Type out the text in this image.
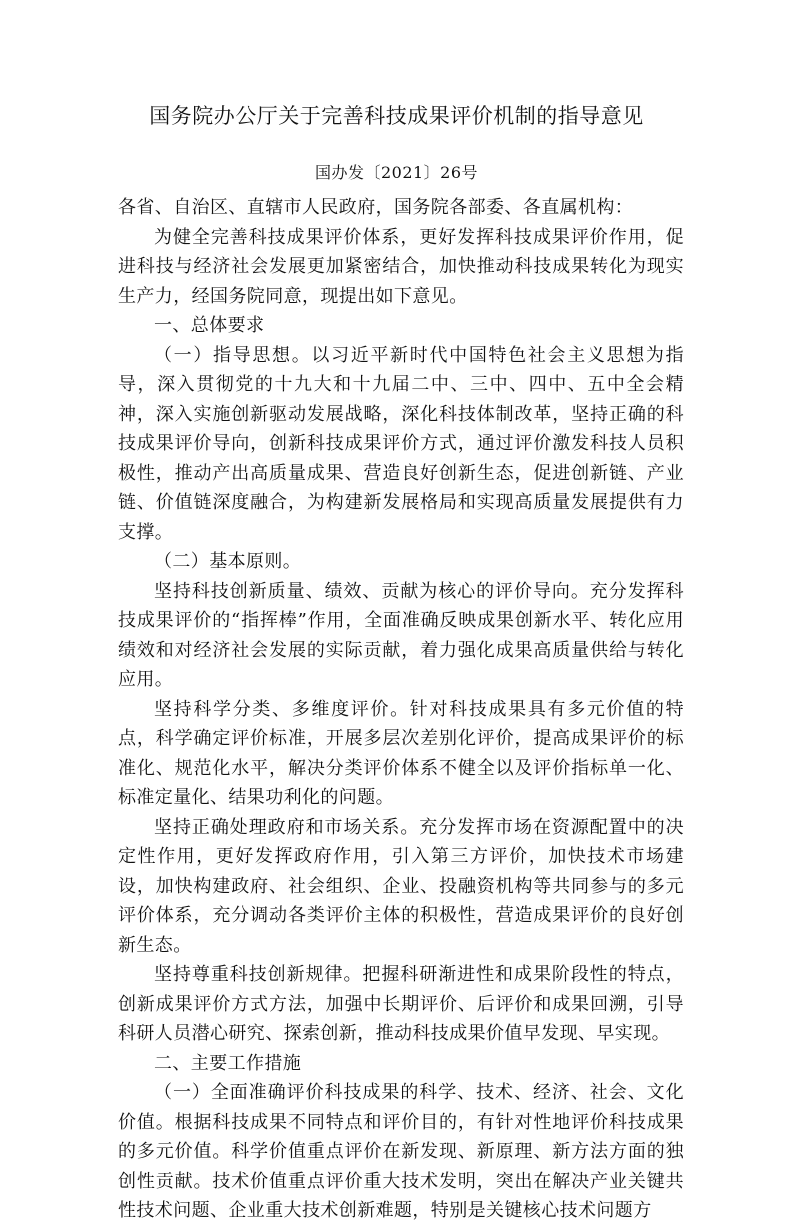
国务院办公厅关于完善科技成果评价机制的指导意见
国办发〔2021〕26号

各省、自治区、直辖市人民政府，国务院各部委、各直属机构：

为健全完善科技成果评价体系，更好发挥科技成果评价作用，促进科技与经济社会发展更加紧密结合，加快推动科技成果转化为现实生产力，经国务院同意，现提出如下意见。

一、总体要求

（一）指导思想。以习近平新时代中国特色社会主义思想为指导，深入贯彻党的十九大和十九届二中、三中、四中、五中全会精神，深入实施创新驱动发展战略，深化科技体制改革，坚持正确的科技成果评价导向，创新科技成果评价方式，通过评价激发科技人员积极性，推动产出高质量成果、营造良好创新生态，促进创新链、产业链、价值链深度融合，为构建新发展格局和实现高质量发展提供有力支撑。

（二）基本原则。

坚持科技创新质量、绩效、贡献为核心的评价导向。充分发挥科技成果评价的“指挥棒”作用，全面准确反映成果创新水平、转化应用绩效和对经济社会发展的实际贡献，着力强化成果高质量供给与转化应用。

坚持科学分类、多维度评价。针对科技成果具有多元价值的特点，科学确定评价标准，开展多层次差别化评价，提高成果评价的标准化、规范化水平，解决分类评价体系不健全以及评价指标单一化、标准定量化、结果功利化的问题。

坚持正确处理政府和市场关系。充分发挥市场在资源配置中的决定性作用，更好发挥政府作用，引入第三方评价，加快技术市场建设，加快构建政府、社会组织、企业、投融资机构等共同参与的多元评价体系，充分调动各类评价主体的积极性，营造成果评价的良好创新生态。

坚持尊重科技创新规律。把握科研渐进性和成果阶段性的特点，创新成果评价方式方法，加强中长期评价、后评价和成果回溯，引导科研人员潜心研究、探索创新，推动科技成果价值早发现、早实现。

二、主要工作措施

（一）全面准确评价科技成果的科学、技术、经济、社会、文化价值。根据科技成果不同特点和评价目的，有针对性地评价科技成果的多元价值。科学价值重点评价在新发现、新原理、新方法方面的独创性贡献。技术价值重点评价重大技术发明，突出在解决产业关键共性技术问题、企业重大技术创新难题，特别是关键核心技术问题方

--- --- ---

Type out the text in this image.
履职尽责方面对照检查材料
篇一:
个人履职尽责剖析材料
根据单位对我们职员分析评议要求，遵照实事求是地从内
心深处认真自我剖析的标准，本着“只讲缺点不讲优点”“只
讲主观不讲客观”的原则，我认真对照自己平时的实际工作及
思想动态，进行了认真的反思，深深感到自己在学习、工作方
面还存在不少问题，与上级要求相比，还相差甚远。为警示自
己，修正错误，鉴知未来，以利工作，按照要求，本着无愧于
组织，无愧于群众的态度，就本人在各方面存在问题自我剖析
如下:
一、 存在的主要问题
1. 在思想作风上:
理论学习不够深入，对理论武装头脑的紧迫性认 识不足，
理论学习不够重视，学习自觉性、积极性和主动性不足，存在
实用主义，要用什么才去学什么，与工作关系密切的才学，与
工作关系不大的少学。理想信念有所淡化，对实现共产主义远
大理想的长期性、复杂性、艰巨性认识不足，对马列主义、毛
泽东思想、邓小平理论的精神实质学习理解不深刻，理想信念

--- --- ---

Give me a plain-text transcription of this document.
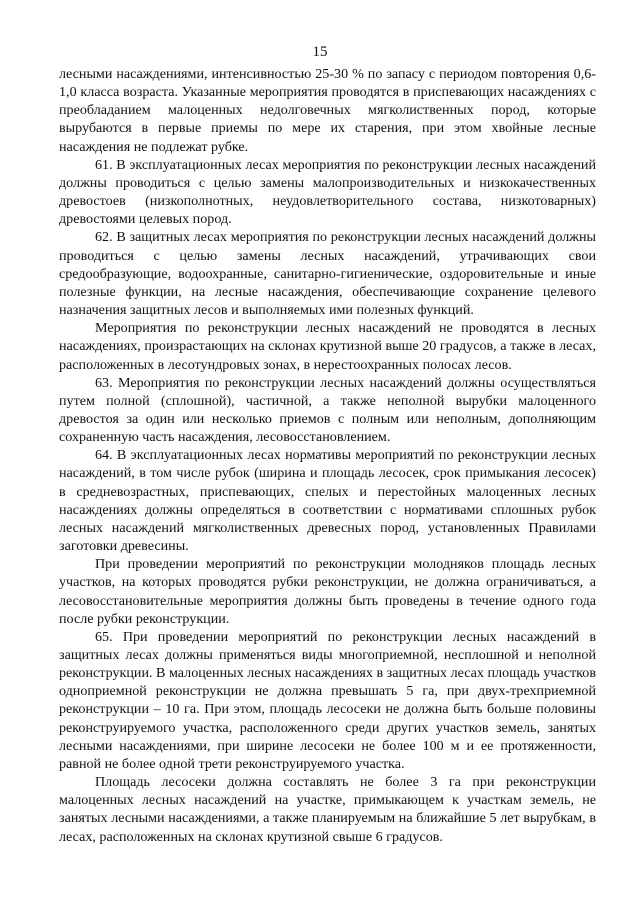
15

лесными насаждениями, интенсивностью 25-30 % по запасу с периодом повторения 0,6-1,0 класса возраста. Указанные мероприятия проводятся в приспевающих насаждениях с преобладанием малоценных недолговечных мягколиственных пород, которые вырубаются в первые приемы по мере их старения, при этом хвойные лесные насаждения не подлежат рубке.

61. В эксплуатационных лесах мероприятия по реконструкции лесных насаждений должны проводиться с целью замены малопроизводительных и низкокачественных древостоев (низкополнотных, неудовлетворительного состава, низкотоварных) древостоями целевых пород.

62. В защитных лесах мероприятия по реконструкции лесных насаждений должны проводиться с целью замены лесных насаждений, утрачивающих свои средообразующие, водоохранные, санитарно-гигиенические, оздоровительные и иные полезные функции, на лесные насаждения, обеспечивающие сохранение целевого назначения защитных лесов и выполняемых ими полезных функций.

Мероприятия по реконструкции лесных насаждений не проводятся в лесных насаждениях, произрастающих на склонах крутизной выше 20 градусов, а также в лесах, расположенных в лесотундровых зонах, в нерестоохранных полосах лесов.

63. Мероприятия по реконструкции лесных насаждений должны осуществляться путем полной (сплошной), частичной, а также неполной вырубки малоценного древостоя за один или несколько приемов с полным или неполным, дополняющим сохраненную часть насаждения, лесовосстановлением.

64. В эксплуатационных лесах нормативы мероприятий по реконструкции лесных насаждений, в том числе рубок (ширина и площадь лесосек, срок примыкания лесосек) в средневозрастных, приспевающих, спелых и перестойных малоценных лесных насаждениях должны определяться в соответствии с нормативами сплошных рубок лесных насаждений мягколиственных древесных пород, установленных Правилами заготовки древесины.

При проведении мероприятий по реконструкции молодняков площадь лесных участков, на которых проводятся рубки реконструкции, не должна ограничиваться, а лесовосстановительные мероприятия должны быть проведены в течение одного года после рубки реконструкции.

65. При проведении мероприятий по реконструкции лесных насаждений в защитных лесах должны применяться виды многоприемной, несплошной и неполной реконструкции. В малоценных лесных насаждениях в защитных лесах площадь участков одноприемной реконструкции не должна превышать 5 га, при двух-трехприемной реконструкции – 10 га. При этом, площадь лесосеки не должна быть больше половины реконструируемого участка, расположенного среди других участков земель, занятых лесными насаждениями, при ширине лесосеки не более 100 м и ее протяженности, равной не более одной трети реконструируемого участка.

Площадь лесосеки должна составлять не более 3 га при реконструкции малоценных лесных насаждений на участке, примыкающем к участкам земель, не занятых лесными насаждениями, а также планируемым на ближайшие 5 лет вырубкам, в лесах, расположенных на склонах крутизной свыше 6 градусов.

--- --- ---

Report the number of lines holding the string "неполной", without any other words.

2